→ CHALLENGE
Would you write out the listing verbatim and skip every picture in it?

Start of EXTRACTED MATERIAL

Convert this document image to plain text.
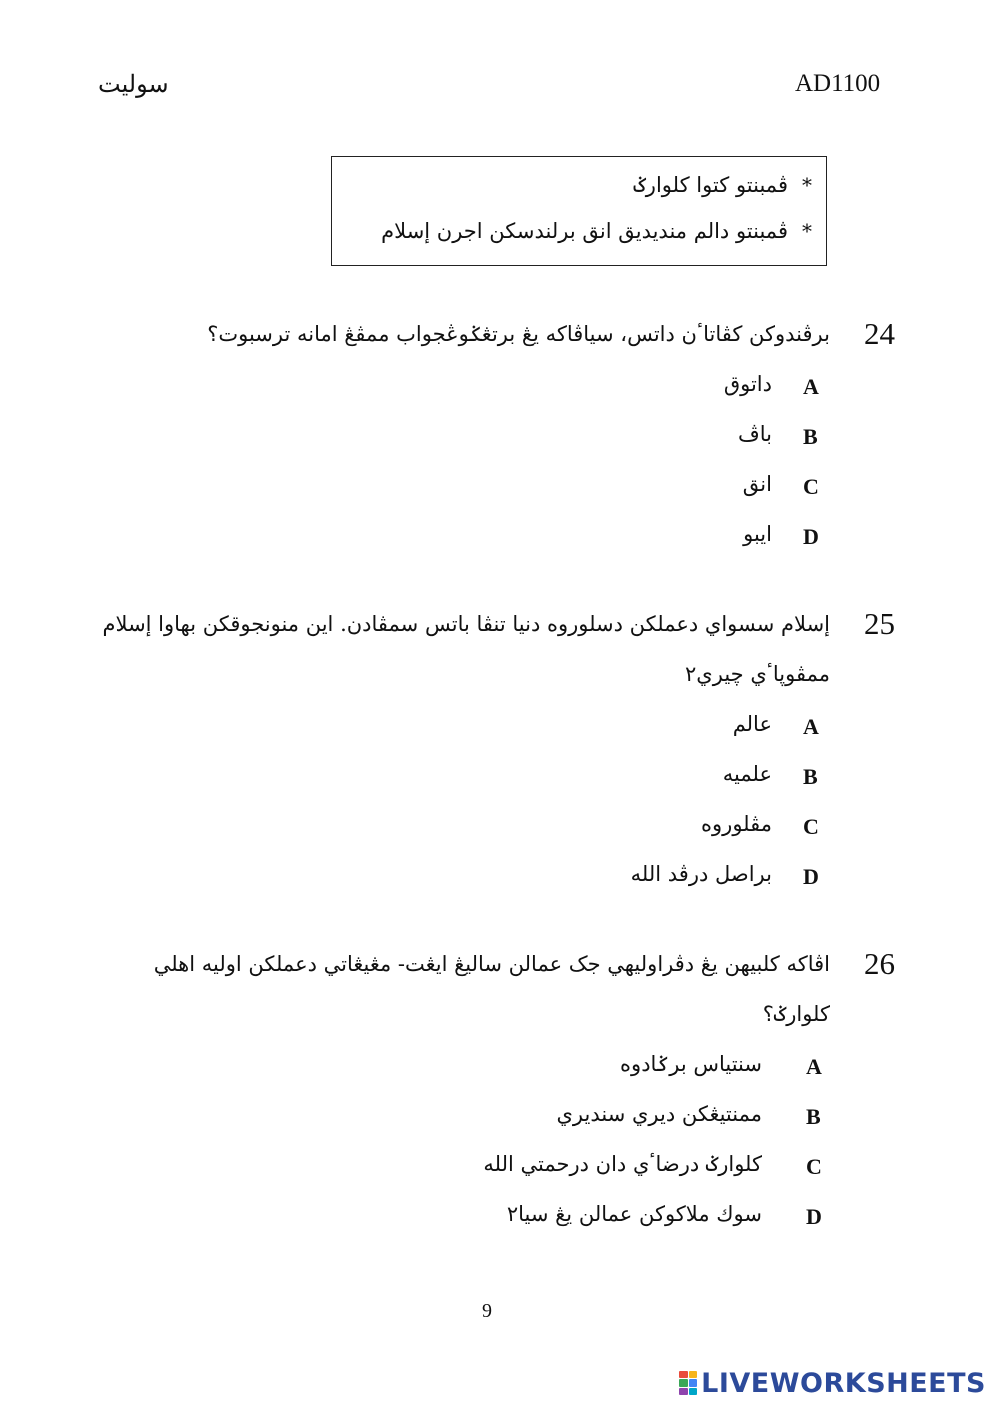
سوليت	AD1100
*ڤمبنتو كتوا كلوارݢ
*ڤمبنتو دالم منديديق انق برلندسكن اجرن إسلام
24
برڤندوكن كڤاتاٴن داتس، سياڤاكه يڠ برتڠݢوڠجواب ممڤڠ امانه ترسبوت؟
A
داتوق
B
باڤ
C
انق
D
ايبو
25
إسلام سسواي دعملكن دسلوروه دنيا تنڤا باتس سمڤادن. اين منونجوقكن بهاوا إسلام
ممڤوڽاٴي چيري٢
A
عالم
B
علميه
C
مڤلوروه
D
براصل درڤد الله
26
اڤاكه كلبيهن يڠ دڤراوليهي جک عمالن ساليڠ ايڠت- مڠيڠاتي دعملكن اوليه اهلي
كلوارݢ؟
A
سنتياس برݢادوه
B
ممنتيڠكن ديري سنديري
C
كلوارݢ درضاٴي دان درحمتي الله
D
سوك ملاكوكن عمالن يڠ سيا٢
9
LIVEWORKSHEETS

End of EXTRACTED MATERIAL

→ OUTPUT FOR THIS TASK
Convert this document image to plain text.
سوليت	AD1100
*ڤمبنتو كتوا كلوارݢ
*ڤمبنتو دالم منديديق انق برلندسكن اجرن إسلام
24
برڤندوكن كڤاتاٴن داتس، سياڤاكه يڠ برتڠݢوڠجواب ممڤڠ امانه ترسبوت؟
A
داتوق
B
باڤ
C
انق
D
ايبو
25
إسلام سسواي دعملكن دسلوروه دنيا تنڤا باتس سمڤادن. اين منونجوقكن بهاوا إسلام
ممڤوڽاٴي چيري٢
A
عالم
B
علميه
C
مڤلوروه
D
براصل درڤد الله
26
اڤاكه كلبيهن يڠ دڤراوليهي جک عمالن ساليڠ ايڠت- مڠيڠاتي دعملكن اوليه اهلي
كلوارݢ؟
A
سنتياس برݢادوه
B
ممنتيڠكن ديري سنديري
C
كلوارݢ درضاٴي دان درحمتي الله
D
سوك ملاكوكن عمالن يڠ سيا٢
9
LIVEWORKSHEETS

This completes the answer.